> _What is being asked_
From the listing that follows, output everything exactly except the pictures.

> _Records for processing_
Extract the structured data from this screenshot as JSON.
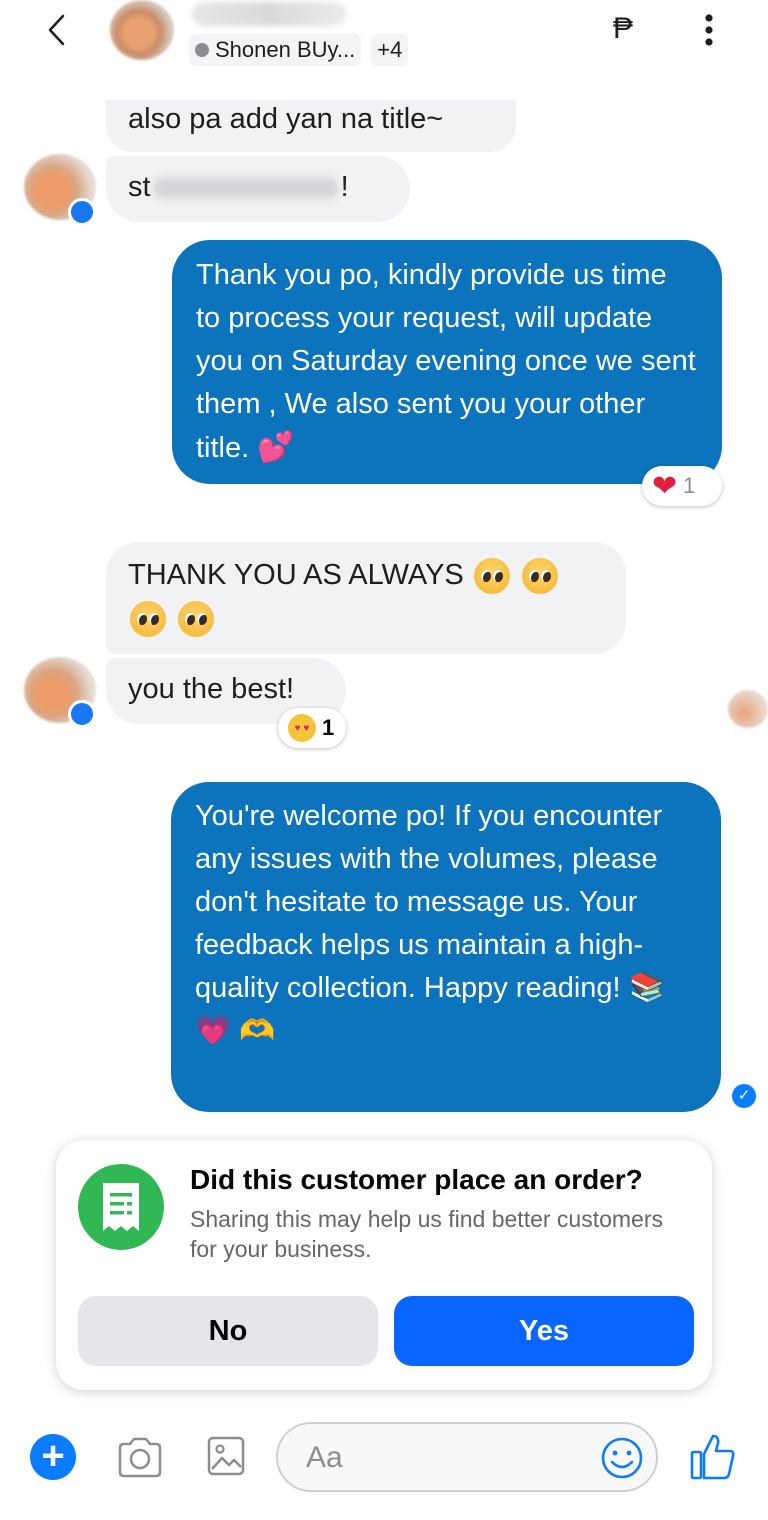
{
  "header": {
    "group_label": "Shonen BUy...",
    "extra_count": "+4",
    "currency_symbol": "₱"
  },
  "messages": {
    "m1": "also pa add yan na title~",
    "m2_start": "st",
    "m2_end": "!",
    "m3": "Thank you po, kindly provide us time to process your request, will update you on Saturday evening once we sent them , We also sent you your other title.",
    "m3_emoji": "💕",
    "m4": "THANK YOU AS ALWAYS",
    "m5": "you the best!",
    "m6": "You're welcome po! If you encounter any issues with the volumes, please don't hesitate to message us. Your feedback helps us maintain a high-quality collection. Happy reading!",
    "m6_emoji": "📚 💗 🫶"
  },
  "reactions": {
    "r1_emoji": "❤",
    "r1_count": "1",
    "r2_count": "1"
  },
  "order_prompt": {
    "title": "Did this customer place an order?",
    "subtitle": "Sharing this may help us find better customers for your business.",
    "no_label": "No",
    "yes_label": "Yes"
  },
  "composer": {
    "placeholder": "Aa"
  },
  "colors": {
    "outgoing_bubble": "#0c74bd",
    "incoming_bubble": "#f1f2f4",
    "accent": "#0866ff",
    "order_icon": "#31b754"
  },
  "icons": {
    "back": "chevron-left-icon",
    "more": "more-vertical-icon",
    "plus": "plus-icon",
    "camera": "camera-icon",
    "gallery": "image-icon",
    "emoji": "smiley-icon",
    "like": "thumbs-up-icon",
    "order": "receipt-icon"
  }
}
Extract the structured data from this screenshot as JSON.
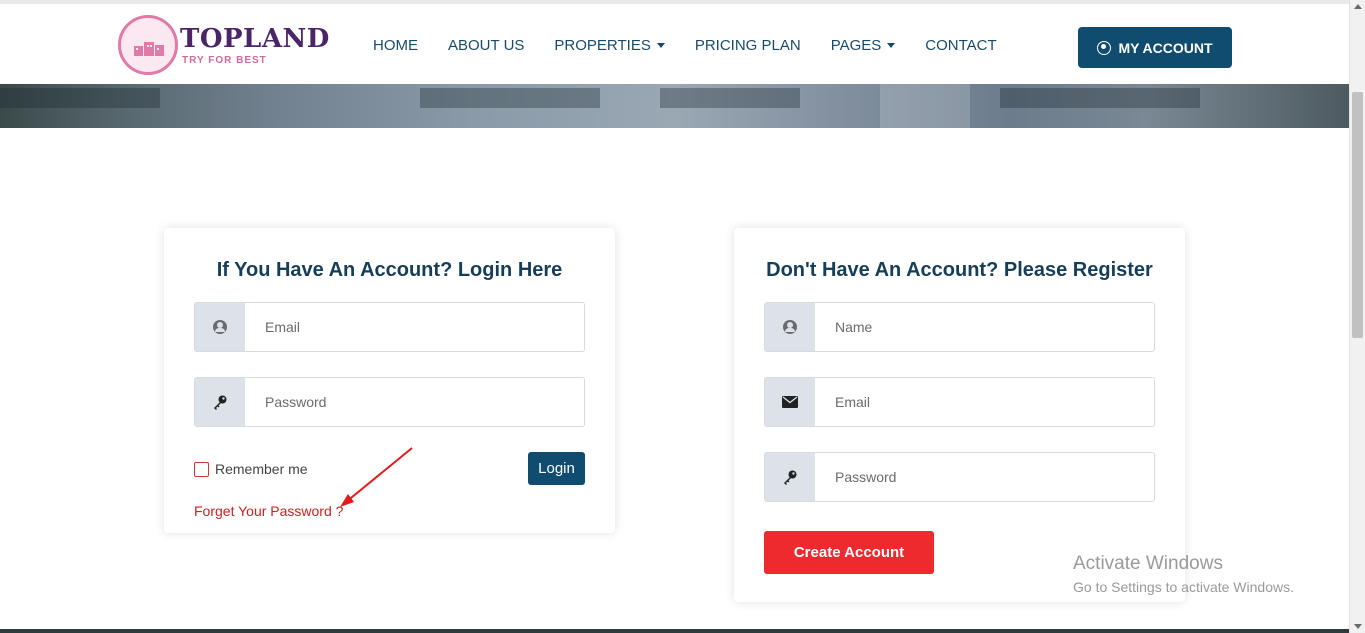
{
  "header": {
    "logo_title": "TOPLAND",
    "logo_tagline": "TRY FOR BEST",
    "nav": [
      {
        "label": "HOME",
        "dropdown": false
      },
      {
        "label": "ABOUT US",
        "dropdown": false
      },
      {
        "label": "PROPERTIES",
        "dropdown": true
      },
      {
        "label": "PRICING PLAN",
        "dropdown": false
      },
      {
        "label": "PAGES",
        "dropdown": true
      },
      {
        "label": "CONTACT",
        "dropdown": false
      }
    ],
    "account_button": "MY ACCOUNT"
  },
  "login": {
    "title": "If You Have An Account? Login Here",
    "email_placeholder": "Email",
    "password_placeholder": "Password",
    "remember_label": "Remember me",
    "login_button": "Login",
    "forgot_link": "Forget Your Password ?"
  },
  "register": {
    "title": "Don't Have An Account? Please Register",
    "name_placeholder": "Name",
    "email_placeholder": "Email",
    "password_placeholder": "Password",
    "create_button": "Create Account"
  },
  "watermark": {
    "title": "Activate Windows",
    "subtitle": "Go to Settings to activate Windows."
  },
  "icons": {
    "user": "user-icon",
    "key": "key-icon",
    "envelope": "envelope-icon",
    "account": "user-circle-icon"
  },
  "colors": {
    "primary": "#0f4c70",
    "danger": "#ee2a2e",
    "link_red": "#d1201f",
    "heading": "#173e58"
  }
}
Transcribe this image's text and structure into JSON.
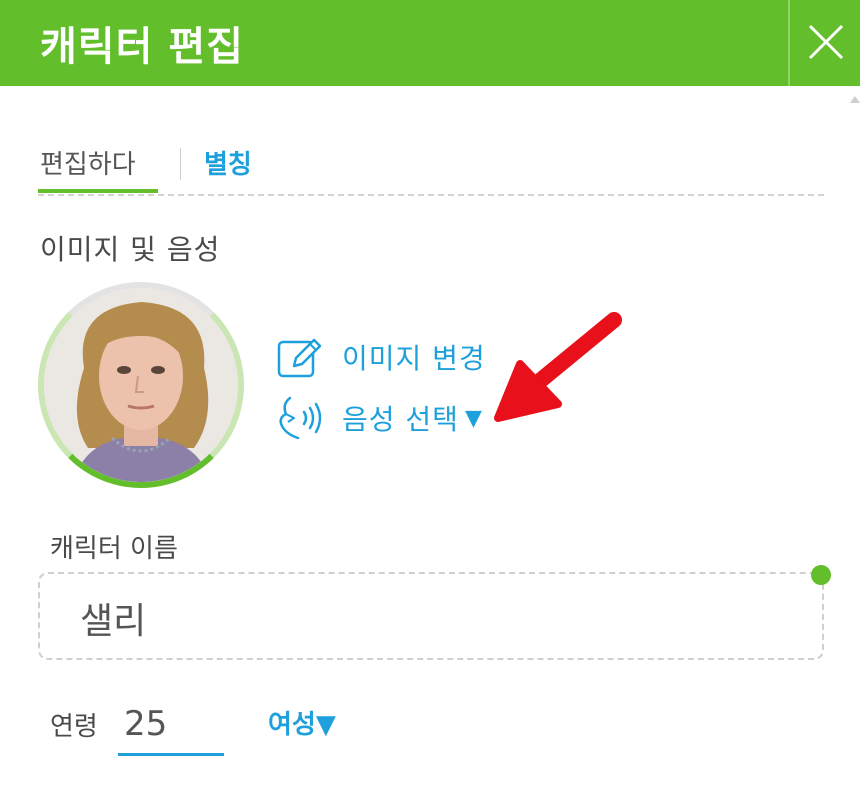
{
  "dialog": {
    "title": "캐릭터 편집"
  },
  "tabs": [
    {
      "label": "편집하다",
      "active": true
    },
    {
      "label": "별칭",
      "active": false
    }
  ],
  "image_voice": {
    "section_title": "이미지 및 음성",
    "change_image_label": "이미지 변경",
    "select_voice_label": "음성 선택"
  },
  "name": {
    "label": "캐릭터 이름",
    "value": "샐리"
  },
  "age": {
    "label": "연령",
    "value": "25"
  },
  "gender": {
    "label": "여성"
  },
  "icons": {
    "close": "close-icon",
    "edit": "edit-pencil-icon",
    "voice": "voice-speaking-icon",
    "dropdown": "caret-down-icon"
  },
  "colors": {
    "accent_green": "#62be2a",
    "accent_blue": "#1ea0dc",
    "annotation_red": "#e8101a"
  }
}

> _Output below_
Extract the structured data from this screenshot as JSON.
{
  "header": {
    "group_label": "Shonen BUy...",
    "extra_count": "+4",
    "currency_symbol": "₱"
  },
  "messages": {
    "m1": "also pa add yan na title~",
    "m2_start": "st",
    "m2_end": "!",
    "m3": "Thank you po, kindly provide us time to process your request, will update you on Saturday evening once we sent them , We also sent you your other title.",
    "m3_emoji": "💕",
    "m4": "THANK YOU AS ALWAYS",
    "m5": "you the best!",
    "m6": "You're welcome po! If you encounter any issues with the volumes, please don't hesitate to message us. Your feedback helps us maintain a high-quality collection. Happy reading!",
    "m6_emoji": "📚 💗 🫶"
  },
  "reactions": {
    "r1_emoji": "❤",
    "r1_count": "1",
    "r2_count": "1"
  },
  "order_prompt": {
    "title": "Did this customer place an order?",
    "subtitle": "Sharing this may help us find better customers for your business.",
    "no_label": "No",
    "yes_label": "Yes"
  },
  "composer": {
    "placeholder": "Aa"
  },
  "colors": {
    "outgoing_bubble": "#0c74bd",
    "incoming_bubble": "#f1f2f4",
    "accent": "#0866ff",
    "order_icon": "#31b754"
  },
  "icons": {
    "back": "chevron-left-icon",
    "more": "more-vertical-icon",
    "plus": "plus-icon",
    "camera": "camera-icon",
    "gallery": "image-icon",
    "emoji": "smiley-icon",
    "like": "thumbs-up-icon",
    "order": "receipt-icon"
  }
}
Extract the structured data from this screenshot as JSON.
{
  "header": {
    "logo_title": "TOPLAND",
    "logo_tagline": "TRY FOR BEST",
    "nav": [
      {
        "label": "HOME",
        "dropdown": false
      },
      {
        "label": "ABOUT US",
        "dropdown": false
      },
      {
        "label": "PROPERTIES",
        "dropdown": true
      },
      {
        "label": "PRICING PLAN",
        "dropdown": false
      },
      {
        "label": "PAGES",
        "dropdown": true
      },
      {
        "label": "CONTACT",
        "dropdown": false
      }
    ],
    "account_button": "MY ACCOUNT"
  },
  "login": {
    "title": "If You Have An Account? Login Here",
    "email_placeholder": "Email",
    "password_placeholder": "Password",
    "remember_label": "Remember me",
    "login_button": "Login",
    "forgot_link": "Forget Your Password ?"
  },
  "register": {
    "title": "Don't Have An Account? Please Register",
    "name_placeholder": "Name",
    "email_placeholder": "Email",
    "password_placeholder": "Password",
    "create_button": "Create Account"
  },
  "watermark": {
    "title": "Activate Windows",
    "subtitle": "Go to Settings to activate Windows."
  },
  "icons": {
    "user": "user-icon",
    "key": "key-icon",
    "envelope": "envelope-icon",
    "account": "user-circle-icon"
  },
  "colors": {
    "primary": "#0f4c70",
    "danger": "#ee2a2e",
    "link_red": "#d1201f",
    "heading": "#173e58"
  }
}
Transcribe this image's text and structure into JSON.
{
  "dialog": {
    "title": "캐릭터 편집"
  },
  "tabs": [
    {
      "label": "편집하다",
      "active": true
    },
    {
      "label": "별칭",
      "active": false
    }
  ],
  "image_voice": {
    "section_title": "이미지 및 음성",
    "change_image_label": "이미지 변경",
    "select_voice_label": "음성 선택"
  },
  "name": {
    "label": "캐릭터 이름",
    "value": "샐리"
  },
  "age": {
    "label": "연령",
    "value": "25"
  },
  "gender": {
    "label": "여성"
  },
  "icons": {
    "close": "close-icon",
    "edit": "edit-pencil-icon",
    "voice": "voice-speaking-icon",
    "dropdown": "caret-down-icon"
  },
  "colors": {
    "accent_green": "#62be2a",
    "accent_blue": "#1ea0dc",
    "annotation_red": "#e8101a"
  }
}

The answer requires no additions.